* [Listed records]:

— Begin —

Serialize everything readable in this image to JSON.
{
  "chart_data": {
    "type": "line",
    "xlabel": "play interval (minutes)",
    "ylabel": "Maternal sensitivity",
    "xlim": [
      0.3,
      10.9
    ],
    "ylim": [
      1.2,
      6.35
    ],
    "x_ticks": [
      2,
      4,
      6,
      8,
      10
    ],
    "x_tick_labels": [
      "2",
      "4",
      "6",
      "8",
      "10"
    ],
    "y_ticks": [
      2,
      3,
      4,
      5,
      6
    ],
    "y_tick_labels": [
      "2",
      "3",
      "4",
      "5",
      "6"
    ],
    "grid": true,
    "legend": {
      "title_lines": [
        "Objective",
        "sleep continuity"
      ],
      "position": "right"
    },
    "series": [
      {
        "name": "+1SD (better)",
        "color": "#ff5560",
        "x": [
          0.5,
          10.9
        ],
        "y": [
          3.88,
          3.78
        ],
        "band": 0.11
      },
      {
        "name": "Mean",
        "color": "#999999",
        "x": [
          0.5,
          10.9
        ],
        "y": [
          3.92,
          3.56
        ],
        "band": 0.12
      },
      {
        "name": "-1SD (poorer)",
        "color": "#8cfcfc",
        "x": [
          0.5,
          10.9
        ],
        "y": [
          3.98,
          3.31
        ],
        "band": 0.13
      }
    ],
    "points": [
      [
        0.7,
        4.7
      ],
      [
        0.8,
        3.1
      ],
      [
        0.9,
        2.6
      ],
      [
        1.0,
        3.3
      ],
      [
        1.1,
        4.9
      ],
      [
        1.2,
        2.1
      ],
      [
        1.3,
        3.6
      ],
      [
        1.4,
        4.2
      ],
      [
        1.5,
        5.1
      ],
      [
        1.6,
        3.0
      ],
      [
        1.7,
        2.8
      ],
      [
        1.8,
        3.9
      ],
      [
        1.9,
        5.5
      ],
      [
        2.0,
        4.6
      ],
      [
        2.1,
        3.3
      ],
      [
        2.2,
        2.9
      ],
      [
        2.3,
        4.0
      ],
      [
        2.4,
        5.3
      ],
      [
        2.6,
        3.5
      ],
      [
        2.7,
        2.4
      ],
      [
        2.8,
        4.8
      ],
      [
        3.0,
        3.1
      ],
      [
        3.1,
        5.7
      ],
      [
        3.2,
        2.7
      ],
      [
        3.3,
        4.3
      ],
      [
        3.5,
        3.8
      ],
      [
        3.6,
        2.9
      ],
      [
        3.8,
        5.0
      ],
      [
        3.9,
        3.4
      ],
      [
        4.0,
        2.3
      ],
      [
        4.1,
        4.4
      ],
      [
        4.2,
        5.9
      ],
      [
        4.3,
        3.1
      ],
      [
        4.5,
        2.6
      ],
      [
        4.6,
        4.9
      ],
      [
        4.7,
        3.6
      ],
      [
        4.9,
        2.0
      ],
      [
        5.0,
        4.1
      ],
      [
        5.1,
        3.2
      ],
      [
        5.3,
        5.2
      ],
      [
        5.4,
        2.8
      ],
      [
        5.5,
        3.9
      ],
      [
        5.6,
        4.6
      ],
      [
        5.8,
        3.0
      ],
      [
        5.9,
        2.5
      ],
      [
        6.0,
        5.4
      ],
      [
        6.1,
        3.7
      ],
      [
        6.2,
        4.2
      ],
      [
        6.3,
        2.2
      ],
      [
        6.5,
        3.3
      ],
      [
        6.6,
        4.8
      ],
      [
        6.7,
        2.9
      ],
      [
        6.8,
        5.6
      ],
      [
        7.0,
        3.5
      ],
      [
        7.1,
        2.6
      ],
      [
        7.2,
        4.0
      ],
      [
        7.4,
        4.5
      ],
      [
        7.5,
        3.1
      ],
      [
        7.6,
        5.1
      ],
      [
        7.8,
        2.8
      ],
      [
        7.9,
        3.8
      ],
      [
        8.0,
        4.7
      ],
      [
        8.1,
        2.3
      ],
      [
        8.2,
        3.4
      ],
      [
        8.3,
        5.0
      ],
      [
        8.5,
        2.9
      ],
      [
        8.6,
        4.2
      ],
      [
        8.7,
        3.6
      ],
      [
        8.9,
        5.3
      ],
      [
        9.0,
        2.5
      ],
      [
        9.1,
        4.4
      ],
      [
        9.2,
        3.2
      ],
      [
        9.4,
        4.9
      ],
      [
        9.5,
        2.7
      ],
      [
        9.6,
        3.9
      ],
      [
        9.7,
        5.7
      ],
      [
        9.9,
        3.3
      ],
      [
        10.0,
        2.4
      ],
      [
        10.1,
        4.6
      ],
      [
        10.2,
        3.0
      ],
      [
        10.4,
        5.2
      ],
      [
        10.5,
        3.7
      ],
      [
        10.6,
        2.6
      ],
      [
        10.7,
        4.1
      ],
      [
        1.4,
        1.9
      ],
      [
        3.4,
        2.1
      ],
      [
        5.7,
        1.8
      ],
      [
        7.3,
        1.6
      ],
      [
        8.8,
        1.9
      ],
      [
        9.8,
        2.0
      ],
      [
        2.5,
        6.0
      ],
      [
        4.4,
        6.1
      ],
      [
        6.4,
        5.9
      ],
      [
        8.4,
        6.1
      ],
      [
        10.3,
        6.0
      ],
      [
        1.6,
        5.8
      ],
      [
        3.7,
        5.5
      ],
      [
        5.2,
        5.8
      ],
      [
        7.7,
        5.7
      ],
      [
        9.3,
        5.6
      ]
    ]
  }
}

— End —

* [Task statement]:
Work out how many lines above have the string "color" in them, and give only the number.

* [Written solution]:
3